[Stored entries]
--- begin ---

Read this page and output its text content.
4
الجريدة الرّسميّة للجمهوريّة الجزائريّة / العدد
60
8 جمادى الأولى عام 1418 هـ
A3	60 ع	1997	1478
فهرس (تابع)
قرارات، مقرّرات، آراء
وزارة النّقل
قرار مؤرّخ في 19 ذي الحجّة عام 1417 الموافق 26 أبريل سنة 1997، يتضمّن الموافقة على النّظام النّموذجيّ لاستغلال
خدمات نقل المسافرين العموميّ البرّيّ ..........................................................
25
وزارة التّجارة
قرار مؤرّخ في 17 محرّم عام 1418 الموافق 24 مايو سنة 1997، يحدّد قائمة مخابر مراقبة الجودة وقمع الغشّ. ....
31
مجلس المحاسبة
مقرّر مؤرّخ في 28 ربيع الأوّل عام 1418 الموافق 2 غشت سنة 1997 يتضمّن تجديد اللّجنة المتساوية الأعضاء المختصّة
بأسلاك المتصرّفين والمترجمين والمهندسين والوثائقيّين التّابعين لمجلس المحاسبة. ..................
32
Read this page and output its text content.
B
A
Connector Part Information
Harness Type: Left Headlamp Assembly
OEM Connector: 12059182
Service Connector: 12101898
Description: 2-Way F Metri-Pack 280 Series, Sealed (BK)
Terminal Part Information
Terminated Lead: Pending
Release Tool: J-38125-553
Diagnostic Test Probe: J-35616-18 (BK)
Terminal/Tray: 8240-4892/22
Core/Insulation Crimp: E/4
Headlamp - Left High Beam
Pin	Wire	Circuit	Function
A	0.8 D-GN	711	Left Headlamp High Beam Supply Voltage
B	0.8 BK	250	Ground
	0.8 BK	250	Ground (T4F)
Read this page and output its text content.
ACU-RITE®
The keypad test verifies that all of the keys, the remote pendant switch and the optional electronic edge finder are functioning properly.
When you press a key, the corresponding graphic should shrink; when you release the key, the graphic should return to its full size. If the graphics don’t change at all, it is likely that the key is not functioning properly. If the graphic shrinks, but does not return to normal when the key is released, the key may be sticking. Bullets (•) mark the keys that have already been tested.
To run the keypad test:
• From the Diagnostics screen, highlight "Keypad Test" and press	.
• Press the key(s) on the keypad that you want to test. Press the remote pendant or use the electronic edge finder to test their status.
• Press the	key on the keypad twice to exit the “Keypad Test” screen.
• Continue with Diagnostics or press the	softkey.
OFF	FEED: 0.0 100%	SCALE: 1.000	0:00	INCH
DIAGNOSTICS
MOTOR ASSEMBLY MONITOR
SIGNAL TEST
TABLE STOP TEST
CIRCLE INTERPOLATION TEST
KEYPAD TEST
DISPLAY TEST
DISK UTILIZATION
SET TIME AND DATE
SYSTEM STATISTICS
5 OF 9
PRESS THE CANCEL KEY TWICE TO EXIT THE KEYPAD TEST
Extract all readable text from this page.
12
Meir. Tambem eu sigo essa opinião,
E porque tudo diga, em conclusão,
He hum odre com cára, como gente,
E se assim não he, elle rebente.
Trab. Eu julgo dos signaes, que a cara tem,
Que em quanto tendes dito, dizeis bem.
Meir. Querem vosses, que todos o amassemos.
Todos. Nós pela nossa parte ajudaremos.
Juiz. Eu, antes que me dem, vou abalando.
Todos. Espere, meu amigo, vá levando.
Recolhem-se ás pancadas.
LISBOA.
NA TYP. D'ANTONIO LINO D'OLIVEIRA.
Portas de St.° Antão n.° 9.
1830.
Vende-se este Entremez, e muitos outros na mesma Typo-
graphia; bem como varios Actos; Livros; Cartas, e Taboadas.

--- end ---

Reproduce all data above, unchanged.

[Response for this exercise]
Read this page and output its text content.
4
الجريدة الرّسميّة للجمهوريّة الجزائريّة / العدد
60
8 جمادى الأولى عام 1418 هـ
A3	60 ع	1997	1478
فهرس (تابع)
قرارات، مقرّرات، آراء
وزارة النّقل
قرار مؤرّخ في 19 ذي الحجّة عام 1417 الموافق 26 أبريل سنة 1997، يتضمّن الموافقة على النّظام النّموذجيّ لاستغلال
خدمات نقل المسافرين العموميّ البرّيّ ..........................................................
25
وزارة التّجارة
قرار مؤرّخ في 17 محرّم عام 1418 الموافق 24 مايو سنة 1997، يحدّد قائمة مخابر مراقبة الجودة وقمع الغشّ. ....
31
مجلس المحاسبة
مقرّر مؤرّخ في 28 ربيع الأوّل عام 1418 الموافق 2 غشت سنة 1997 يتضمّن تجديد اللّجنة المتساوية الأعضاء المختصّة
بأسلاك المتصرّفين والمترجمين والمهندسين والوثائقيّين التّابعين لمجلس المحاسبة. ..................
32
Read this page and output its text content.
B
A
Connector Part Information
Harness Type: Left Headlamp Assembly
OEM Connector: 12059182
Service Connector: 12101898
Description: 2-Way F Metri-Pack 280 Series, Sealed (BK)
Terminal Part Information
Terminated Lead: Pending
Release Tool: J-38125-553
Diagnostic Test Probe: J-35616-18 (BK)
Terminal/Tray: 8240-4892/22
Core/Insulation Crimp: E/4
Headlamp - Left High Beam
Pin	Wire	Circuit	Function
A	0.8 D-GN	711	Left Headlamp High Beam Supply Voltage
B	0.8 BK	250	Ground
	0.8 BK	250	Ground (T4F)
Read this page and output its text content.
ACU-RITE®
The keypad test verifies that all of the keys, the remote pendant switch and the optional electronic edge finder are functioning properly.
When you press a key, the corresponding graphic should shrink; when you release the key, the graphic should return to its full size. If the graphics don’t change at all, it is likely that the key is not functioning properly. If the graphic shrinks, but does not return to normal when the key is released, the key may be sticking. Bullets (•) mark the keys that have already been tested.
To run the keypad test:
• From the Diagnostics screen, highlight "Keypad Test" and press	.
• Press the key(s) on the keypad that you want to test. Press the remote pendant or use the electronic edge finder to test their status.
• Press the	key on the keypad twice to exit the “Keypad Test” screen.
• Continue with Diagnostics or press the	softkey.
OFF	FEED: 0.0 100%	SCALE: 1.000	0:00	INCH
DIAGNOSTICS
MOTOR ASSEMBLY MONITOR
SIGNAL TEST
TABLE STOP TEST
CIRCLE INTERPOLATION TEST
KEYPAD TEST
DISPLAY TEST
DISK UTILIZATION
SET TIME AND DATE
SYSTEM STATISTICS
5 OF 9
PRESS THE CANCEL KEY TWICE TO EXIT THE KEYPAD TEST
Extract all readable text from this page.
12
Meir. Tambem eu sigo essa opinião,
E porque tudo diga, em conclusão,
He hum odre com cára, como gente,
E se assim não he, elle rebente.
Trab. Eu julgo dos signaes, que a cara tem,
Que em quanto tendes dito, dizeis bem.
Meir. Querem vosses, que todos o amassemos.
Todos. Nós pela nossa parte ajudaremos.
Juiz. Eu, antes que me dem, vou abalando.
Todos. Espere, meu amigo, vá levando.
Recolhem-se ás pancadas.
LISBOA.
NA TYP. D'ANTONIO LINO D'OLIVEIRA.
Portas de St.° Antão n.° 9.
1830.
Vende-se este Entremez, e muitos outros na mesma Typo-
graphia; bem como varios Actos; Livros; Cartas, e Taboadas.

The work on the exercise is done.